→ **Problem to solve**: Working from the line that contains "What data populates" to the final line, transcribe each line exactly. No pictures belong in the copy.

→ **Stored data entries**:
* * * * * * * * *

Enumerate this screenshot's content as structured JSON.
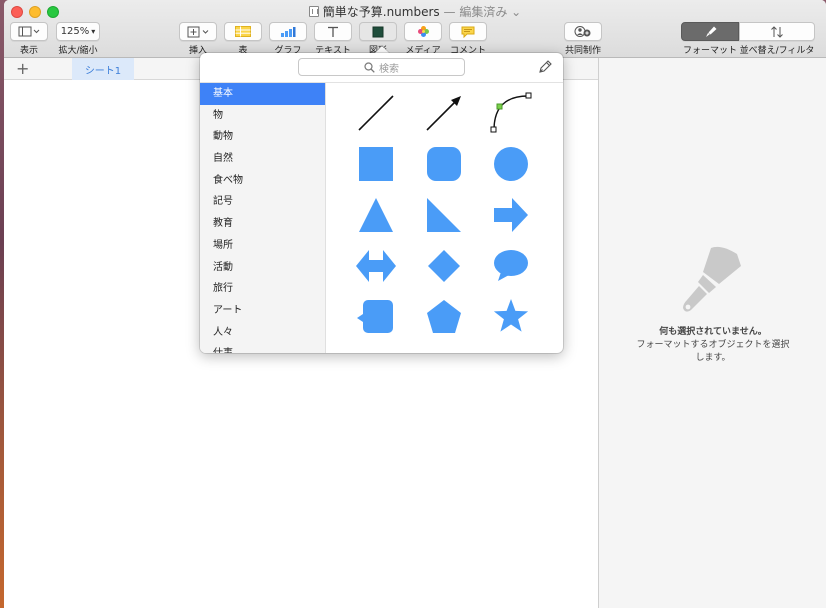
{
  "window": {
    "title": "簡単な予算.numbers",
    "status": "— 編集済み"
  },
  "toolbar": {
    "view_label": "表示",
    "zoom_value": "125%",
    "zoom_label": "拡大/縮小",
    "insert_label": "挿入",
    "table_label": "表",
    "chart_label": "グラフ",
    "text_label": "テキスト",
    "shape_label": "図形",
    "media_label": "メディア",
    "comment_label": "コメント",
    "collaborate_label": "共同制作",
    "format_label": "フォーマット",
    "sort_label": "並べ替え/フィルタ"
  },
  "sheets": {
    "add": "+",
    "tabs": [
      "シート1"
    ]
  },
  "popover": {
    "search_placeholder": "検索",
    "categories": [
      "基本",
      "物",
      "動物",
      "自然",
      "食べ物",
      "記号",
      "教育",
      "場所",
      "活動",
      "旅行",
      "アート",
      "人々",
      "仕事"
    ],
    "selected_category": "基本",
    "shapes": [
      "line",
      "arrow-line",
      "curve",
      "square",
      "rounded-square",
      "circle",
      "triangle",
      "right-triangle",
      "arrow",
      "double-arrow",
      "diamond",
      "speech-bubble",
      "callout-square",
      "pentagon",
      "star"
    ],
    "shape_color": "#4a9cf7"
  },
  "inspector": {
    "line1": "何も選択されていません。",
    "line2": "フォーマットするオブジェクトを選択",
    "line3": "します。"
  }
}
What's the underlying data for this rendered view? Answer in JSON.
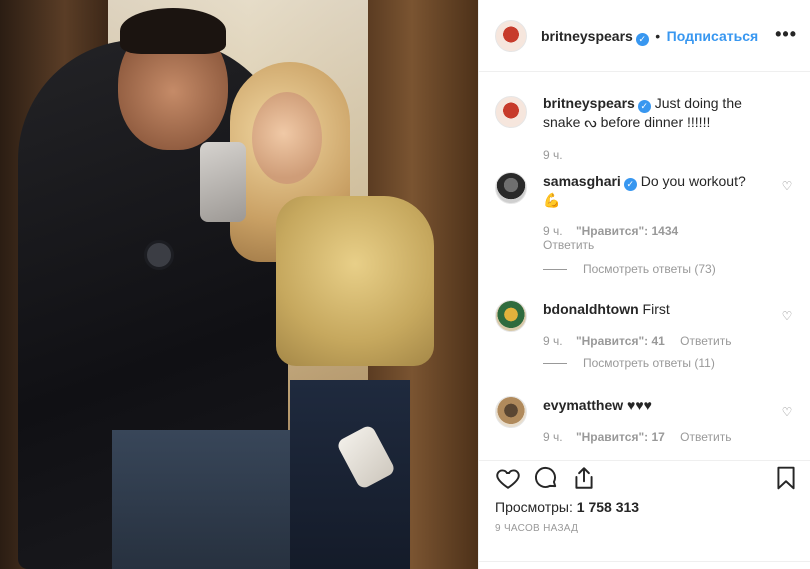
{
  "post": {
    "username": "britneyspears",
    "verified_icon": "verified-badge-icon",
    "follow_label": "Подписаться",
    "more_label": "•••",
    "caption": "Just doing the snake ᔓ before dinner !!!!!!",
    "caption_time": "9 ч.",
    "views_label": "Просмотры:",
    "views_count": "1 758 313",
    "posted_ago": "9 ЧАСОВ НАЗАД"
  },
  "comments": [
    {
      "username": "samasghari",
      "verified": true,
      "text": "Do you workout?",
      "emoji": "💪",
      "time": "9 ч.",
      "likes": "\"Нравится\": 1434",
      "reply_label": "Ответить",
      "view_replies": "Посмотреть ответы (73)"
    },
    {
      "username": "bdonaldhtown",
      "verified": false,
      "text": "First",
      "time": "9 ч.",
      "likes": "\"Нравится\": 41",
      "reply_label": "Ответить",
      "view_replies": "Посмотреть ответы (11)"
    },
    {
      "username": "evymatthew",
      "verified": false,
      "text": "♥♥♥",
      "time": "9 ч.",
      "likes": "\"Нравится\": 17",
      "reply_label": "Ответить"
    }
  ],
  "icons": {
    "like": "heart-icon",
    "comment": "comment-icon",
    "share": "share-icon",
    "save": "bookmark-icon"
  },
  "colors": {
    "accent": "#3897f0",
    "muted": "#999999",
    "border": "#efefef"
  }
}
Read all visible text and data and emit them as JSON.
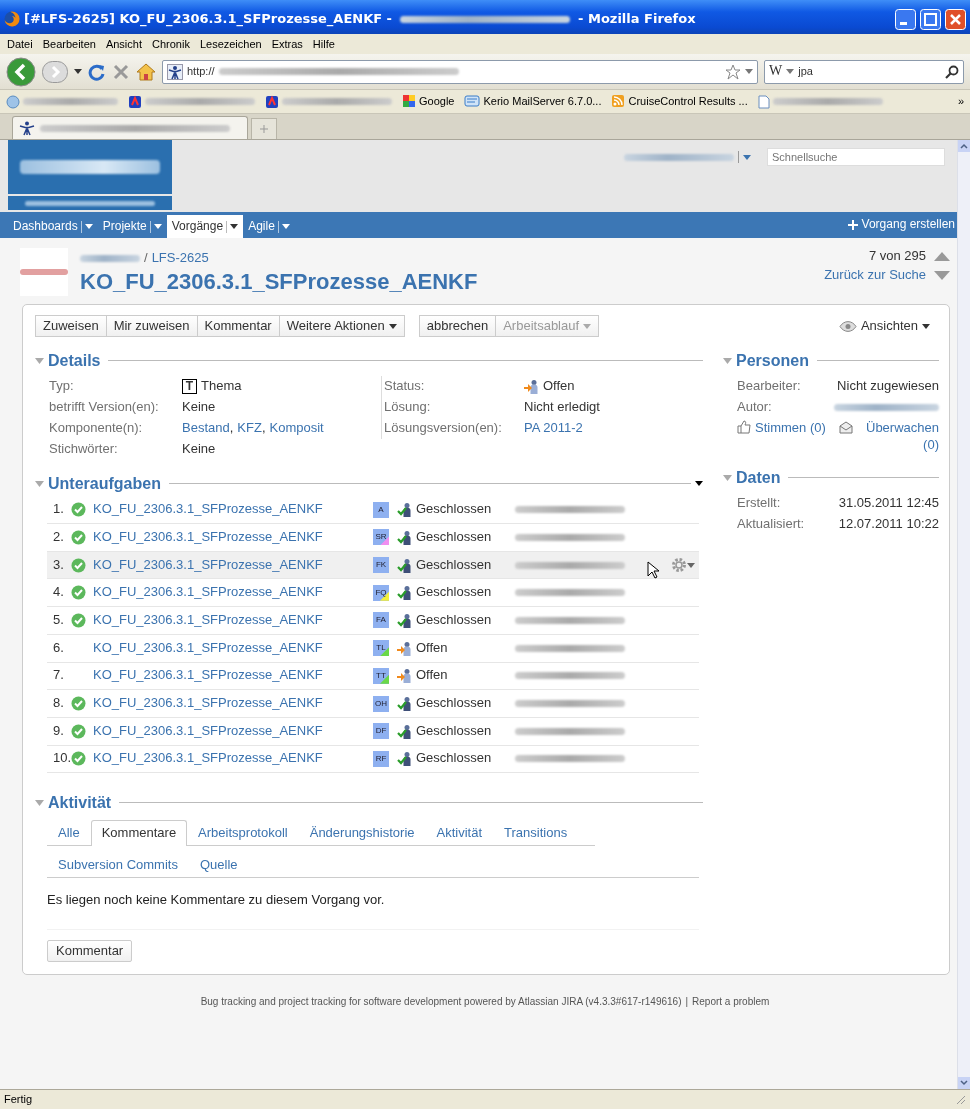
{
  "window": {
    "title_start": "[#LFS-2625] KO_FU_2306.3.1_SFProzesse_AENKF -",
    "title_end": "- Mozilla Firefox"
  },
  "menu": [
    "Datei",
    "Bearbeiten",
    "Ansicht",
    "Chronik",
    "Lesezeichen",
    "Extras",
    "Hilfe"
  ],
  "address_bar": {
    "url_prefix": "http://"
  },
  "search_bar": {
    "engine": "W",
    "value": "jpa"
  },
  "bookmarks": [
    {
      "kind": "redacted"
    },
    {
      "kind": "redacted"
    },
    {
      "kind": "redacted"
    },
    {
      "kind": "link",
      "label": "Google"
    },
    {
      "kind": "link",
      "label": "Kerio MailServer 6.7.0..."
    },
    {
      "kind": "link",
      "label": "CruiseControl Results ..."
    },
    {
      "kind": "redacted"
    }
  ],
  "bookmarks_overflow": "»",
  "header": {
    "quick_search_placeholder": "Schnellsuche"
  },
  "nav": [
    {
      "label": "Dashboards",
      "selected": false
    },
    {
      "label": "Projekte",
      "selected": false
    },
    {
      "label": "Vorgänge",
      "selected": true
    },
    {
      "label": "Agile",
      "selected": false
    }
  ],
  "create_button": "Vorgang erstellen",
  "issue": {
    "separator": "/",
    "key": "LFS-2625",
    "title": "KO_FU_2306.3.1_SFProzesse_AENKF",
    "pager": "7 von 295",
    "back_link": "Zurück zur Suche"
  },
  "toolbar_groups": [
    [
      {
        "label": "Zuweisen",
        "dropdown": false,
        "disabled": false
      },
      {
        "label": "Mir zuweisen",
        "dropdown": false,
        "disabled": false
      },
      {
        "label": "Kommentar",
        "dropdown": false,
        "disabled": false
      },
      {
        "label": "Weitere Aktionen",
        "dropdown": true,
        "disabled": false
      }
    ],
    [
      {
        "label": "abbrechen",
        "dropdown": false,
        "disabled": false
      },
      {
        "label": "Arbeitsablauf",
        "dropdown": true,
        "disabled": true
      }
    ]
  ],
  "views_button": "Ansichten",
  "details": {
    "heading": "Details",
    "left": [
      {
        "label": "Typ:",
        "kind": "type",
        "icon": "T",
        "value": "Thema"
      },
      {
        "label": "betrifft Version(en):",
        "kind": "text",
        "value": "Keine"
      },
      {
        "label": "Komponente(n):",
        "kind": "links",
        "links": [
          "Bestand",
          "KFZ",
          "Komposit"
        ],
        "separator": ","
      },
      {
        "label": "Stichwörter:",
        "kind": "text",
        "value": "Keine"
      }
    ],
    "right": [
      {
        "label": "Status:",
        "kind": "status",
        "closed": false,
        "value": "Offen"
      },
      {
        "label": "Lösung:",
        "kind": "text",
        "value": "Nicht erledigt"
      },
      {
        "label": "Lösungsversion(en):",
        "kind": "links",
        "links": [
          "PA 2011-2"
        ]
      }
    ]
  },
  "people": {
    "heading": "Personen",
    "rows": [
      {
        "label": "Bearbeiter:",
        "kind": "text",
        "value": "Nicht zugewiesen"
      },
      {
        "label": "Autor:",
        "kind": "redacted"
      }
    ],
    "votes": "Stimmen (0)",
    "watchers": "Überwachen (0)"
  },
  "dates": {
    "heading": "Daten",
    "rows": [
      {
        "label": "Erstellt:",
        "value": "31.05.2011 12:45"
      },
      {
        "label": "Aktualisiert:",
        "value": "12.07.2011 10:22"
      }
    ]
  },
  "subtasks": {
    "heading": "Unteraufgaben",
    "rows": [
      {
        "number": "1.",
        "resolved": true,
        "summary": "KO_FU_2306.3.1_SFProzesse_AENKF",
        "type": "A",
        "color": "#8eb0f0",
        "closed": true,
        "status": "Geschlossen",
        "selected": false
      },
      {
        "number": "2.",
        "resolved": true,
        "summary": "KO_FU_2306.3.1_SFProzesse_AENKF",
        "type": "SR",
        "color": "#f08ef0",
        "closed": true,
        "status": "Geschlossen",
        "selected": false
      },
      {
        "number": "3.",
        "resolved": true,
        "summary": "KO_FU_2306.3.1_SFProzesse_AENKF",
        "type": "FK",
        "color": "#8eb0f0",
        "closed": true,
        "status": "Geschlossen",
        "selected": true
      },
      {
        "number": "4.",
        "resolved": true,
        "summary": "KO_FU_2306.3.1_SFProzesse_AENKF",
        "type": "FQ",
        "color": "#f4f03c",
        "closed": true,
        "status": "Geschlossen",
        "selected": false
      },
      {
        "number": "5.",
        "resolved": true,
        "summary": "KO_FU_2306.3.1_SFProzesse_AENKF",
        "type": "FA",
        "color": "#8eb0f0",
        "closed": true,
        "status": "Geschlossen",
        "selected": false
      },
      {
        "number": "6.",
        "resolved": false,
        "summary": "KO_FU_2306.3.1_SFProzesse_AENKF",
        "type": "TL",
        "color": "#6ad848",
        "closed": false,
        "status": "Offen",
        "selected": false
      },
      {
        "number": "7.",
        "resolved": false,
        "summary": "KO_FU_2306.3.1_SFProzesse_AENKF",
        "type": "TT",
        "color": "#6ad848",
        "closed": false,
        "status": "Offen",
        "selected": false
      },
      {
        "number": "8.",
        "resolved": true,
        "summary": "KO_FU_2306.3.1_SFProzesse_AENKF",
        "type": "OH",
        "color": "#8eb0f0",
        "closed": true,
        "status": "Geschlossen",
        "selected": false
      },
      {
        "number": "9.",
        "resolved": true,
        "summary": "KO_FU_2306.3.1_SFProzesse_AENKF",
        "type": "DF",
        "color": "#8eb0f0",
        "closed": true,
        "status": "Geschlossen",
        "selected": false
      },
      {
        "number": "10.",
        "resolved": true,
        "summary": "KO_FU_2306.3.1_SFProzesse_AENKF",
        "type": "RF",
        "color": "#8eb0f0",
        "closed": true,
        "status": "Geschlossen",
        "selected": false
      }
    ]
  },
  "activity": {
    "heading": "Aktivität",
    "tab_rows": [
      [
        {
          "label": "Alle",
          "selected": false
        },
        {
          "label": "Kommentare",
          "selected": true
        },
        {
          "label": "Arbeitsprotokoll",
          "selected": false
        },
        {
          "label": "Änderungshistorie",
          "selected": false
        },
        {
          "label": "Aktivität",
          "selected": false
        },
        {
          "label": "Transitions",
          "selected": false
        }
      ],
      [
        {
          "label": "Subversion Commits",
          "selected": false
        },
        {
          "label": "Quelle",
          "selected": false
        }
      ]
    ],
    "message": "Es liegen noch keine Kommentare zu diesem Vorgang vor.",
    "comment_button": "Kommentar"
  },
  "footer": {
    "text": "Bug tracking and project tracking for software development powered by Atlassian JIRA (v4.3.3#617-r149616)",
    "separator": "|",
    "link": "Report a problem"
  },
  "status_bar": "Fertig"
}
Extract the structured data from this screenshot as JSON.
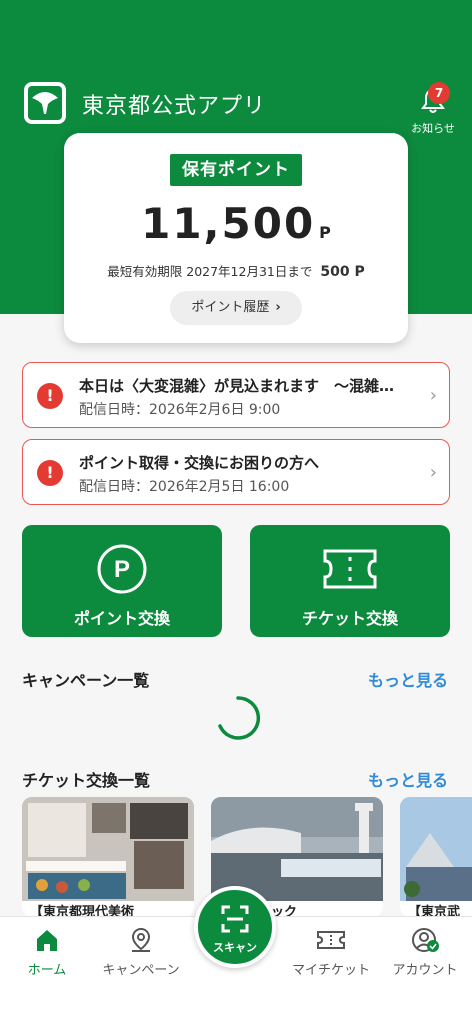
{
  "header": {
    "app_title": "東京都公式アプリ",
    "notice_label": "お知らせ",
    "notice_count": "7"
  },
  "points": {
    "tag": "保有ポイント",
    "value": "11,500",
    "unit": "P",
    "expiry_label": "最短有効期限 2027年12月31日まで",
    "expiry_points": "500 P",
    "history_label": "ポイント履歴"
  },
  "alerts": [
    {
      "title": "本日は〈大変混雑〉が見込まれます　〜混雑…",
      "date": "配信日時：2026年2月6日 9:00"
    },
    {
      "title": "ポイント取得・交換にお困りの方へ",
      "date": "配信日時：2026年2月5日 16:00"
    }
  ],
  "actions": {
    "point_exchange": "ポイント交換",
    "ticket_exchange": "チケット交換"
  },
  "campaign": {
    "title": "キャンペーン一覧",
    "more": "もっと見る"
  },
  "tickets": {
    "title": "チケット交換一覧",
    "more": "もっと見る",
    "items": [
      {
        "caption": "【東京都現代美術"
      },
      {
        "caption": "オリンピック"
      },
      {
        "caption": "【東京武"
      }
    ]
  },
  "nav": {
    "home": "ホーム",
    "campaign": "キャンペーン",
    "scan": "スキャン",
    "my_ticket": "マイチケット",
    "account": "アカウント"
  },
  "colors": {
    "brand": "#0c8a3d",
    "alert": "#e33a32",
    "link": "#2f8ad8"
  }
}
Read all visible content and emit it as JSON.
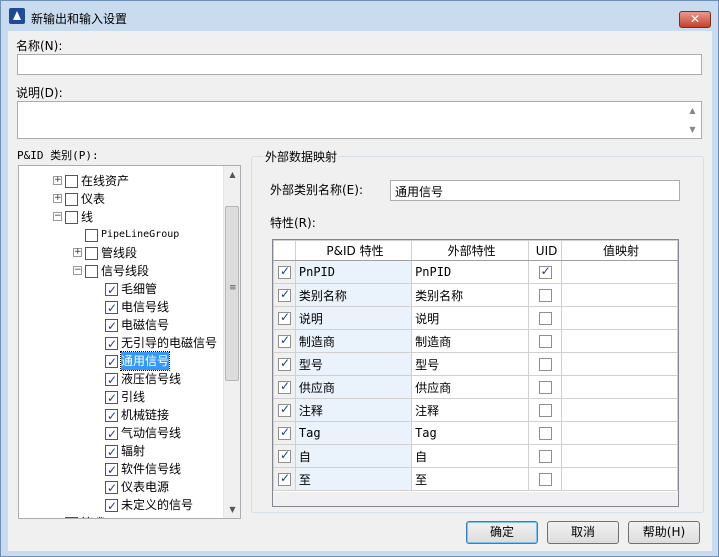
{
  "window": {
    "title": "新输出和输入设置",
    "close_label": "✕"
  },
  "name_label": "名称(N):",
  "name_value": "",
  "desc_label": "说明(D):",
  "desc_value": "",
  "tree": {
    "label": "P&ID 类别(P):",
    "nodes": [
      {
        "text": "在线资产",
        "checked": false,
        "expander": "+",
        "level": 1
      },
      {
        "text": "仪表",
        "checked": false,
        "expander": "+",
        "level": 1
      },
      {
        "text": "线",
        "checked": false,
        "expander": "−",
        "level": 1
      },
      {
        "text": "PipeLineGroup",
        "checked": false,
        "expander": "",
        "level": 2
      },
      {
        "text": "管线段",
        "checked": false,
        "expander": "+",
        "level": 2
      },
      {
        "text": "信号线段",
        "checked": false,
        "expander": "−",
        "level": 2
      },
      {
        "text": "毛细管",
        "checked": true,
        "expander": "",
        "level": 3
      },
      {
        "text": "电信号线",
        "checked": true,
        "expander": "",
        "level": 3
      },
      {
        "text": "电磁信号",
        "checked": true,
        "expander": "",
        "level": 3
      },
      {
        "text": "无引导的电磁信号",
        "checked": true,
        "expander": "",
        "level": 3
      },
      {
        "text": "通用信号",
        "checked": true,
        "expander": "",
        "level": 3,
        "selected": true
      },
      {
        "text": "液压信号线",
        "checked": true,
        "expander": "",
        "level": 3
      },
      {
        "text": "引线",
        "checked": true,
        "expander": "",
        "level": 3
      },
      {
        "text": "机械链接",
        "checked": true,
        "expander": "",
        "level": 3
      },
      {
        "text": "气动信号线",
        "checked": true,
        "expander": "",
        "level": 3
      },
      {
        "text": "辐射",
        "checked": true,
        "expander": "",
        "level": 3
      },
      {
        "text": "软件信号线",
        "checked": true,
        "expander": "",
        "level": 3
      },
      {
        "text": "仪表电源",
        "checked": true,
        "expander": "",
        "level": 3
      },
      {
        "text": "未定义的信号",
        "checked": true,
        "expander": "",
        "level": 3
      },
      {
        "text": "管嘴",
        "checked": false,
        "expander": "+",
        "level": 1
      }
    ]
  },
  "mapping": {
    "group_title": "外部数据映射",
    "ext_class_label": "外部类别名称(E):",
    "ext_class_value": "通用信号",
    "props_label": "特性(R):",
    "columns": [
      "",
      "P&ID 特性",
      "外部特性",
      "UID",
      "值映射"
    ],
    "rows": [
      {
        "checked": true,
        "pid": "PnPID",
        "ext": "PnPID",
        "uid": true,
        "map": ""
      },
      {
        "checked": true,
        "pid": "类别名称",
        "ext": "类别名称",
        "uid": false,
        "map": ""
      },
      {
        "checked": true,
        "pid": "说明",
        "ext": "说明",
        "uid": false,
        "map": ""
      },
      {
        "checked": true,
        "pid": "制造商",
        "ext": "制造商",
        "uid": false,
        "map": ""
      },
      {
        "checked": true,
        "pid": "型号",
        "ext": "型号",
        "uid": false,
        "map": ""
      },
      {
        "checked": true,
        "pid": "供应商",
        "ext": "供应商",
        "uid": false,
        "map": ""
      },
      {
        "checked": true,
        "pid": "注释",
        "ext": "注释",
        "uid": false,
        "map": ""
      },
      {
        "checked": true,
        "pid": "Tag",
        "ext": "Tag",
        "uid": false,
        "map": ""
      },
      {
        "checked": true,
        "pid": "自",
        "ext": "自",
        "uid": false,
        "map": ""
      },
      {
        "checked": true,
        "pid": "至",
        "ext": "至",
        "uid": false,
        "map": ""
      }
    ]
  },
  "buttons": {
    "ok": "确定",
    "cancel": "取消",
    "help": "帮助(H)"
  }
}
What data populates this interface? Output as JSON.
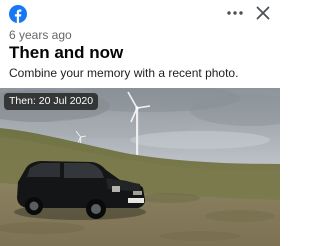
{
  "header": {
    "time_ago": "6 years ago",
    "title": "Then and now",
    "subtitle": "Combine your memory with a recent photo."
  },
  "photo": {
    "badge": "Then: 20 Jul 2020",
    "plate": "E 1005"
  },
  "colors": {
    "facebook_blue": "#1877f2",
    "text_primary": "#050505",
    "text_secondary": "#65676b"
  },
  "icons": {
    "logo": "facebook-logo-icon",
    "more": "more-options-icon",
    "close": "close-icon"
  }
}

* * * * * * * * *

→ **Task result**:
What data populates this interface? Output as JSON.
{
  "header": {
    "time_ago": "6 years ago",
    "title": "Then and now",
    "subtitle": "Combine your memory with a recent photo."
  },
  "photo": {
    "badge": "Then: 20 Jul 2020",
    "plate": "E 1005"
  },
  "colors": {
    "facebook_blue": "#1877f2",
    "text_primary": "#050505",
    "text_secondary": "#65676b"
  },
  "icons": {
    "logo": "facebook-logo-icon",
    "more": "more-options-icon",
    "close": "close-icon"
  }
}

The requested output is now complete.